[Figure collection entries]

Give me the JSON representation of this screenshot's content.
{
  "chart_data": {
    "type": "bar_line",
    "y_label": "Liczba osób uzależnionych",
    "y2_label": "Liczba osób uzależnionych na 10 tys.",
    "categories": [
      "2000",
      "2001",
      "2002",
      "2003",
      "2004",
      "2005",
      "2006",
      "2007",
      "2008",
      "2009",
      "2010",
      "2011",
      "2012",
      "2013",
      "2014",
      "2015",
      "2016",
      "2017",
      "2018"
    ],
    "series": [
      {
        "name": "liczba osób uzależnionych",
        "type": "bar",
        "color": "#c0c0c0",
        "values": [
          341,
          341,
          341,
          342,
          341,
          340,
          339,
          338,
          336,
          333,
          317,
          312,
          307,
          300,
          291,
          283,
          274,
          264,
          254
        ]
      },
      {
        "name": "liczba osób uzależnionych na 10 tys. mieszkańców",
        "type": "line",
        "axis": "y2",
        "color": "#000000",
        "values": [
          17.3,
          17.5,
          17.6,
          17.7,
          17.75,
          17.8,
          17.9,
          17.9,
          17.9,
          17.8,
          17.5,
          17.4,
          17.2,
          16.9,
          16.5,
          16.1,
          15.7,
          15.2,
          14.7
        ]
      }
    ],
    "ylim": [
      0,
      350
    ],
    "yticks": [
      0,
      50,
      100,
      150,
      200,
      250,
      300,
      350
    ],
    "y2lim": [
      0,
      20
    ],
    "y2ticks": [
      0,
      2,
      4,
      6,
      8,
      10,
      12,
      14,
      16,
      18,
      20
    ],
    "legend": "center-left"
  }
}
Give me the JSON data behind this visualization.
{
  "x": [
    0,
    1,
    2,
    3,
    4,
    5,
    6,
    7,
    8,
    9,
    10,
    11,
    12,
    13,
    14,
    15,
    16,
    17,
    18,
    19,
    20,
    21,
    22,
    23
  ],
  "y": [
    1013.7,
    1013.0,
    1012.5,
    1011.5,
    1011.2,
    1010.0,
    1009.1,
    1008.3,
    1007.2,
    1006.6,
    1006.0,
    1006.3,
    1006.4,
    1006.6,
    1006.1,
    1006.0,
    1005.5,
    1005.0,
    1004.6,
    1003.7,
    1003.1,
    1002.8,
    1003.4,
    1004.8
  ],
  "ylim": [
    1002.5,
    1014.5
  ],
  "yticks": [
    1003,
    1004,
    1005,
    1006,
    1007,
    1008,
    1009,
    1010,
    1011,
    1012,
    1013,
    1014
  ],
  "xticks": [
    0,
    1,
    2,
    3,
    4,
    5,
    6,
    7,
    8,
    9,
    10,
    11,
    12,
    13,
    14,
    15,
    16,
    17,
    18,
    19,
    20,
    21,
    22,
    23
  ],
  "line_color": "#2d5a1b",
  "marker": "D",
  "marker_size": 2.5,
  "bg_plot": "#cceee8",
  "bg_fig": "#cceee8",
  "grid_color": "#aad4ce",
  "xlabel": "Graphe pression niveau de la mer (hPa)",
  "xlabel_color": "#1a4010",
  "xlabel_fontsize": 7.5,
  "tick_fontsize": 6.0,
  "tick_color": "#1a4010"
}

* **Exercise task**
Reproduce the complete set of lines precisely as supplied.

* **Expected output**
Give me the JSON representation of this screenshot's content.
{
  "chart_data": {
    "type": "bar_line",
    "y_label": "Liczba osób uzależnionych",
    "y2_label": "Liczba osób uzależnionych na 10 tys.",
    "categories": [
      "2000",
      "2001",
      "2002",
      "2003",
      "2004",
      "2005",
      "2006",
      "2007",
      "2008",
      "2009",
      "2010",
      "2011",
      "2012",
      "2013",
      "2014",
      "2015",
      "2016",
      "2017",
      "2018"
    ],
    "series": [
      {
        "name": "liczba osób uzależnionych",
        "type": "bar",
        "color": "#c0c0c0",
        "values": [
          341,
          341,
          341,
          342,
          341,
          340,
          339,
          338,
          336,
          333,
          317,
          312,
          307,
          300,
          291,
          283,
          274,
          264,
          254
        ]
      },
      {
        "name": "liczba osób uzależnionych na 10 tys. mieszkańców",
        "type": "line",
        "axis": "y2",
        "color": "#000000",
        "values": [
          17.3,
          17.5,
          17.6,
          17.7,
          17.75,
          17.8,
          17.9,
          17.9,
          17.9,
          17.8,
          17.5,
          17.4,
          17.2,
          16.9,
          16.5,
          16.1,
          15.7,
          15.2,
          14.7
        ]
      }
    ],
    "ylim": [
      0,
      350
    ],
    "yticks": [
      0,
      50,
      100,
      150,
      200,
      250,
      300,
      350
    ],
    "y2lim": [
      0,
      20
    ],
    "y2ticks": [
      0,
      2,
      4,
      6,
      8,
      10,
      12,
      14,
      16,
      18,
      20
    ],
    "legend": "center-left"
  }
}
Give me the JSON data behind this visualization.
{
  "x": [
    0,
    1,
    2,
    3,
    4,
    5,
    6,
    7,
    8,
    9,
    10,
    11,
    12,
    13,
    14,
    15,
    16,
    17,
    18,
    19,
    20,
    21,
    22,
    23
  ],
  "y": [
    1013.7,
    1013.0,
    1012.5,
    1011.5,
    1011.2,
    1010.0,
    1009.1,
    1008.3,
    1007.2,
    1006.6,
    1006.0,
    1006.3,
    1006.4,
    1006.6,
    1006.1,
    1006.0,
    1005.5,
    1005.0,
    1004.6,
    1003.7,
    1003.1,
    1002.8,
    1003.4,
    1004.8
  ],
  "ylim": [
    1002.5,
    1014.5
  ],
  "yticks": [
    1003,
    1004,
    1005,
    1006,
    1007,
    1008,
    1009,
    1010,
    1011,
    1012,
    1013,
    1014
  ],
  "xticks": [
    0,
    1,
    2,
    3,
    4,
    5,
    6,
    7,
    8,
    9,
    10,
    11,
    12,
    13,
    14,
    15,
    16,
    17,
    18,
    19,
    20,
    21,
    22,
    23
  ],
  "line_color": "#2d5a1b",
  "marker": "D",
  "marker_size": 2.5,
  "bg_plot": "#cceee8",
  "bg_fig": "#cceee8",
  "grid_color": "#aad4ce",
  "xlabel": "Graphe pression niveau de la mer (hPa)",
  "xlabel_color": "#1a4010",
  "xlabel_fontsize": 7.5,
  "tick_fontsize": 6.0,
  "tick_color": "#1a4010"
}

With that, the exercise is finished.